**PROMPT:** Scan the lines below; pull out those with "Auflösung".
----------------------------------------
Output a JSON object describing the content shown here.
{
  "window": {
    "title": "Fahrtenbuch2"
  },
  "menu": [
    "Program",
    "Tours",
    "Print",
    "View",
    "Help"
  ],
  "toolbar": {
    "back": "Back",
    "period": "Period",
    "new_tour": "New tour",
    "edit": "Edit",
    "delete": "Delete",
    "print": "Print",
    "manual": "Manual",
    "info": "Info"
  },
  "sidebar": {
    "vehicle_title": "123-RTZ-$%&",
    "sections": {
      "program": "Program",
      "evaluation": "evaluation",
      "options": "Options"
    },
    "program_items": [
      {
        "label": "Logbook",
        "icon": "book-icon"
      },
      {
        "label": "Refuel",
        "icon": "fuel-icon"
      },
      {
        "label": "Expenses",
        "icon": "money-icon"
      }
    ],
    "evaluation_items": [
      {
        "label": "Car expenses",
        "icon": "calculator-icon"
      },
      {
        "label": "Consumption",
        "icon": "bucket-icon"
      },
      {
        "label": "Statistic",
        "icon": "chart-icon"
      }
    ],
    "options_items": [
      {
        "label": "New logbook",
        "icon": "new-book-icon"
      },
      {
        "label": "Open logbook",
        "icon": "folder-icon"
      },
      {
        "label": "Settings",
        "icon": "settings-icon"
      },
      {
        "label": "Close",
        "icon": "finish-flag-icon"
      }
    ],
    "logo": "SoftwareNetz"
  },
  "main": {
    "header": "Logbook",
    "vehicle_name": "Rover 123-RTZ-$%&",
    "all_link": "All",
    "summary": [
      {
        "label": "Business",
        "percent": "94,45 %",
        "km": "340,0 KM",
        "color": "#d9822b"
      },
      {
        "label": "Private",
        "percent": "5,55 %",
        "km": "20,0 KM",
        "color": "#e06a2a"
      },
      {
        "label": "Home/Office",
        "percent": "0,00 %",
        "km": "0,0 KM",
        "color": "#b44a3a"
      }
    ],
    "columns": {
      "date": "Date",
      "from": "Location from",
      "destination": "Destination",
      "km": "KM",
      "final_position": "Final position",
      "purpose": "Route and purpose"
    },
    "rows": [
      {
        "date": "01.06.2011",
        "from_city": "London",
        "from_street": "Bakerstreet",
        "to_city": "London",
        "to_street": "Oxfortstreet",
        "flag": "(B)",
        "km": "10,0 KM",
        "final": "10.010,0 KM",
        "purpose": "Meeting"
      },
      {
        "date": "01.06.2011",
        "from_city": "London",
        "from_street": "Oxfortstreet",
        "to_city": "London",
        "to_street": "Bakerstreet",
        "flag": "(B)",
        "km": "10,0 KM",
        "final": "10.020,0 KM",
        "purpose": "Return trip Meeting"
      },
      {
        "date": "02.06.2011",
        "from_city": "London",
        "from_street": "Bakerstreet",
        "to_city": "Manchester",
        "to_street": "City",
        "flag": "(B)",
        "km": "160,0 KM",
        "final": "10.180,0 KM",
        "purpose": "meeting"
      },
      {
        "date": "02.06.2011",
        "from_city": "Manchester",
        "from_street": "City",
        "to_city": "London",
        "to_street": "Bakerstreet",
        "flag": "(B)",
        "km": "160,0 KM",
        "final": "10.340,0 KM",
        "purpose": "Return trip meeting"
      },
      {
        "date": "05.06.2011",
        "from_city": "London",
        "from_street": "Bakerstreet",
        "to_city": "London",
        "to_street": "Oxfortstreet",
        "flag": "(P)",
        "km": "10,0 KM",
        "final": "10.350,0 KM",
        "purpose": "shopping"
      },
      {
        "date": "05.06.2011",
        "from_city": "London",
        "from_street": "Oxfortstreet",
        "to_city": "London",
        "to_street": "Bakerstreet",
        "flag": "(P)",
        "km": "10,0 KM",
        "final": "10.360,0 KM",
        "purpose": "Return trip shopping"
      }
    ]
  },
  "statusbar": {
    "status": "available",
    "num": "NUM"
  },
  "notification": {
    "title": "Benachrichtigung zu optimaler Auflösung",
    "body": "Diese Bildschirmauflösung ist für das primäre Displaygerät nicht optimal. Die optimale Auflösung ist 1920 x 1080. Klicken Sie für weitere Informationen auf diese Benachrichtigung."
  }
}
----------------------------------------
**FULL OUTPUT:**
    "title": "Benachrichtigung zu optimaler Auflösung",
    "body": "Diese Bildschirmauflösung ist für das primäre Displaygerät nicht optimal. Die optimale Auflösung ist 1920 x 1080. Klicken Sie für weitere Informationen auf diese Benachrichtigung."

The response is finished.